▶ _Required work_
**A.** Answer these questions about the article on UK dividends:
(i) What headline total was paid out to shareholders in the first quarter of 2025?
(ii) Which company was the largest dividend payer in the first quarter?
(iii) To what figure has Computershare upgraded its whole-of-2025 expectation for underlying growth?
**B.** Retype the passage of the UK dividends article that opens with the words containing "UK Q1 dividends" and closes with "for their investors.".

▶ _Page extract_
UK dividends drop 4.6% in 2025’s opening quarter
Despite the fall, payouts from UK businesses have been better than expected.
- Gary Jackson
- 4 min reading time

Source: Trustnet
Dividends paid out by UK companies fell 4.6% in the first three months of 2025, according to Computershare’s latest Dividend Monitor, but still managed to beat expectations.
The headline total paid out to shareholders in 2025’s opening quarter amounted to £14bn, compared with £14.7bn in the same period of 2024.
The report added that while this decline “looks disappointing”, it is down to lower one-off special dividends and a few large cuts, rather than across-the-board weakness.
Underlying dividends – or regular payouts that exclude specials and adjusted for constant currency – totalled £13.6bn, down just 0.2% year-on-year.
Both the headline and underlying change were better than Computershare’s analysts had expected. The 0.2% fall in underlying dividends, for example, significantly outperformed expectations of a 2.7% drop.
UK Q1 dividends
Source: Computershare Dividend Monitor
Mark Cleland, chief executive of issuer services UK, Channel Islands, Ireland and Africa at Computershare, said: “Dividends are typically less likely than company profits to experience short-term fluctuations either during economic turbulence or in boom times, as most companies seek to deliver steady income growth over time for their investors.
“Nevertheless, any cooling driven by the current upheaval in financial markets and the real global economy is likely to affect profits, and this will subsequently knock on to dividend payouts.
“We are unlikely to see much effect on regular dividends in the next couple of quarters, but discretionary special dividends particularly have proven more vulnerable to economic difficulty historically.”
The first quarter’s “slightly better outcome” was the result of growth in payouts from the healthcare, food, industrials and leisure sectors.
Pharmaceutical companies were the biggest dividend payers over the three-month period, distributing £3.2bn – a year-on-year increase of £228m. AstraZeneca raised its dividend by 6.6% (after over a decade in which its dividend only increased once and by just 3.6%) while GSK’s dividend was up by 7.1% year-on-year.
AstraZeneca was the largest dividend payer in the first quarter, the fourth year in a row it has held this title.
However, there were also notable cuts during the quarter: Vodafone halved its payout to use cash for infrastructure investment, Burberry’s remained on hold after its profit warning last year and Bellway Homes lowered its dividend because of a weak housing market.
The first-quarter growth rate was reduced by five percentage points by these three companies alone.
Looking forward, the Computershare Dividend Monitor said the prospect for dividend payouts in the second quarter look positive after the better-than-expected results of the first quarter. It expects this to be led by banks and food retailers.
Computershare has upgraded its whole-of-2025 expectation for underlying growth to 1.8% on a constant currency basis. This is up from 1% three months ago and suggests £85.6bn in regular dividends over the year.

▶ _Dataset entries_
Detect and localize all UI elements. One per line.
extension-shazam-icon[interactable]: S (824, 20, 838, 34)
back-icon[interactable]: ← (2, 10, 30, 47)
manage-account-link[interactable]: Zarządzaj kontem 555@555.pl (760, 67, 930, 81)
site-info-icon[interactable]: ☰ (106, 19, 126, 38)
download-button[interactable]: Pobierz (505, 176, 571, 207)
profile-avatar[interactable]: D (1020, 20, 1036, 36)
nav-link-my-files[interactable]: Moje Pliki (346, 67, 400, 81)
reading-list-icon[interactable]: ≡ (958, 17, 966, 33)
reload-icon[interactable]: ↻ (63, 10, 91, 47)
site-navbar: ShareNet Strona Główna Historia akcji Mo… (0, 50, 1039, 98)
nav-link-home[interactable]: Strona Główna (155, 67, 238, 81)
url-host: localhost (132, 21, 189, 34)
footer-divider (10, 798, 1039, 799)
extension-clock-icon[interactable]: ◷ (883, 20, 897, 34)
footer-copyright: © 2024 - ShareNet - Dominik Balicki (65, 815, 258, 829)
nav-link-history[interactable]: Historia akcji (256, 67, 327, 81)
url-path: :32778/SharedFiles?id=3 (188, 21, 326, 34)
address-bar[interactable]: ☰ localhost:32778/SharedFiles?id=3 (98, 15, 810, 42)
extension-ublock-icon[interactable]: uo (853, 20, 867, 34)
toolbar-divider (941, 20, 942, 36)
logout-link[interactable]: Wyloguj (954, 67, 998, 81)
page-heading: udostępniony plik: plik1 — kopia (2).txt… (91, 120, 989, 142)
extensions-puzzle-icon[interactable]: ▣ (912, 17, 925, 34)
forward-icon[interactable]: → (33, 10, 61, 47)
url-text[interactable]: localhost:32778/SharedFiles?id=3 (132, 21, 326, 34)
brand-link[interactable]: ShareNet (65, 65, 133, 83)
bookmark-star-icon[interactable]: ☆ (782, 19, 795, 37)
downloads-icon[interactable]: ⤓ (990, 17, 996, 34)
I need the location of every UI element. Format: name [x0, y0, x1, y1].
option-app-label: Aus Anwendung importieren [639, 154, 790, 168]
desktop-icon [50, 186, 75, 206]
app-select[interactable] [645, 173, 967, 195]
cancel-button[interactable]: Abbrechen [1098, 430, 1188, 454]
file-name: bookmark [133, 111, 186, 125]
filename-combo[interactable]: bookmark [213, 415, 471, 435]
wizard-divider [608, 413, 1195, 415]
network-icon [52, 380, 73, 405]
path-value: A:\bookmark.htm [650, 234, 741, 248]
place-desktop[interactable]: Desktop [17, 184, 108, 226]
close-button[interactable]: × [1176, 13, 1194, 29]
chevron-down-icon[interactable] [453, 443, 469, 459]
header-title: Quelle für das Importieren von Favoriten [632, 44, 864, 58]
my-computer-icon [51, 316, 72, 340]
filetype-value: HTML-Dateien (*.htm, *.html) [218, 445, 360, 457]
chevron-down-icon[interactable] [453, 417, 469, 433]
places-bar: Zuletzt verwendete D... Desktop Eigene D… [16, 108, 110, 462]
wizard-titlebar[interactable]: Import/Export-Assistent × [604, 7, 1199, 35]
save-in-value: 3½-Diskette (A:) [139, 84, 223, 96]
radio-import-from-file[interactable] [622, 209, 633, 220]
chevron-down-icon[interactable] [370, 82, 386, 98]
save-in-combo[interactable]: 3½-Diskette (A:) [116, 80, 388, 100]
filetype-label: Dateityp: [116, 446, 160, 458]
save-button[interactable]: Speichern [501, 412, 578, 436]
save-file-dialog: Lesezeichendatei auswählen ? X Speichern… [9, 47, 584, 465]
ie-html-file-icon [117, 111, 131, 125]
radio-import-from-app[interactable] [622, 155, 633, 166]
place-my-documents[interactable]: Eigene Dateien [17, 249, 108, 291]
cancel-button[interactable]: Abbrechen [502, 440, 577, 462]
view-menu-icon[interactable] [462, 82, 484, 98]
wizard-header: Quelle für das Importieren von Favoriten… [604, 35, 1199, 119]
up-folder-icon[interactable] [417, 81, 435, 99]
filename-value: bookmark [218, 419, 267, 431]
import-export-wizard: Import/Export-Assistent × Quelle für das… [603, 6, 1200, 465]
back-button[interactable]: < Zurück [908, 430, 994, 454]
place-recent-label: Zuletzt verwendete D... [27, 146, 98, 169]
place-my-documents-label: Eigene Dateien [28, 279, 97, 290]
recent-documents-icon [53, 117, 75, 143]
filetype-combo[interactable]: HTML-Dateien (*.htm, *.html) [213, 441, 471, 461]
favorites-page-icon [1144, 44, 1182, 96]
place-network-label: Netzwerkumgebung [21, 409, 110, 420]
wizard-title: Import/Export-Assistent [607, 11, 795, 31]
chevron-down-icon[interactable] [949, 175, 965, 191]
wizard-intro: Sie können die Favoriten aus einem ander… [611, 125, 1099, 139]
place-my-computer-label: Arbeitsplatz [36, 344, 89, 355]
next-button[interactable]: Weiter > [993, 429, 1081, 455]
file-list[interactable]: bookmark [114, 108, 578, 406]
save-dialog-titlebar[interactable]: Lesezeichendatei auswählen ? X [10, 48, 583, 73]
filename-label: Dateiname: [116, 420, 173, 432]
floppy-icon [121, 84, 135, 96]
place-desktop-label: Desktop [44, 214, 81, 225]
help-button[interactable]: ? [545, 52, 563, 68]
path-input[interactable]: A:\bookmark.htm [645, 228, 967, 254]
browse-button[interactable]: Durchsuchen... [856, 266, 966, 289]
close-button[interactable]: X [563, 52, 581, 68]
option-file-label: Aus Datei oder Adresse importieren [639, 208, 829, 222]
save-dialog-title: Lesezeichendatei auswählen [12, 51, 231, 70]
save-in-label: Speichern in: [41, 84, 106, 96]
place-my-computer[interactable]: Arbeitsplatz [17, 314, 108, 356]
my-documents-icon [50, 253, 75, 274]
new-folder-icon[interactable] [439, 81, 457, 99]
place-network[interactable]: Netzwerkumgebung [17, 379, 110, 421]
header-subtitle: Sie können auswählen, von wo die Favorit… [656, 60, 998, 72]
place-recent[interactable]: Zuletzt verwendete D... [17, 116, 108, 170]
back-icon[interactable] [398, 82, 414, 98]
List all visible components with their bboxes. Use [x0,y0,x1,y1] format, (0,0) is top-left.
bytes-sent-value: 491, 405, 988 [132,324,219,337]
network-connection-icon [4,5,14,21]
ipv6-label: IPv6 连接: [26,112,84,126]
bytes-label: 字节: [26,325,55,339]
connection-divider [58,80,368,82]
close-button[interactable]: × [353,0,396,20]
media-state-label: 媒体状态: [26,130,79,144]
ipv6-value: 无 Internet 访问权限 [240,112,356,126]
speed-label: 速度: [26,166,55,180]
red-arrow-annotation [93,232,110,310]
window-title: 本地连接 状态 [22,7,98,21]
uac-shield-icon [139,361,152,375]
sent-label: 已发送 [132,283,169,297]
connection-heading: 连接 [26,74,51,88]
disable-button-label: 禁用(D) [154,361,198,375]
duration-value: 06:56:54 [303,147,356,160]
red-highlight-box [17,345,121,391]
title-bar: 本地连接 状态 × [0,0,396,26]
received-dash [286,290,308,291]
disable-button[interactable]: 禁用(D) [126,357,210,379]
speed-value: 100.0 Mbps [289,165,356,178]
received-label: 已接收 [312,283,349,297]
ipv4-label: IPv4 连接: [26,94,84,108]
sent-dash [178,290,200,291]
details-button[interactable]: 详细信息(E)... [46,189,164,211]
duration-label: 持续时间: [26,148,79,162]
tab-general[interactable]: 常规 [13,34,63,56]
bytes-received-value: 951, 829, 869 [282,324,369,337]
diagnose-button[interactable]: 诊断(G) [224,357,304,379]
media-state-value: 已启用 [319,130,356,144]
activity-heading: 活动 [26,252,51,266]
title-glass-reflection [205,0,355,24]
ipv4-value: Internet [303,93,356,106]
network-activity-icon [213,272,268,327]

▶ _Results of the exercise_
**A.**
(i) £14bn
(ii) AstraZeneca
(iii) 1.8% on a constant currency basis

**B.**
UK Q1 dividends
Source: Computershare Dividend Monitor
Mark Cleland, chief executive of issuer services UK, Channel Islands, Ireland and Africa at Computershare, said: “Dividends are typically less likely than company profits to experience short-term fluctuations either during economic turbulence or in boom times, as most companies seek to deliver steady income growth over time for their investors.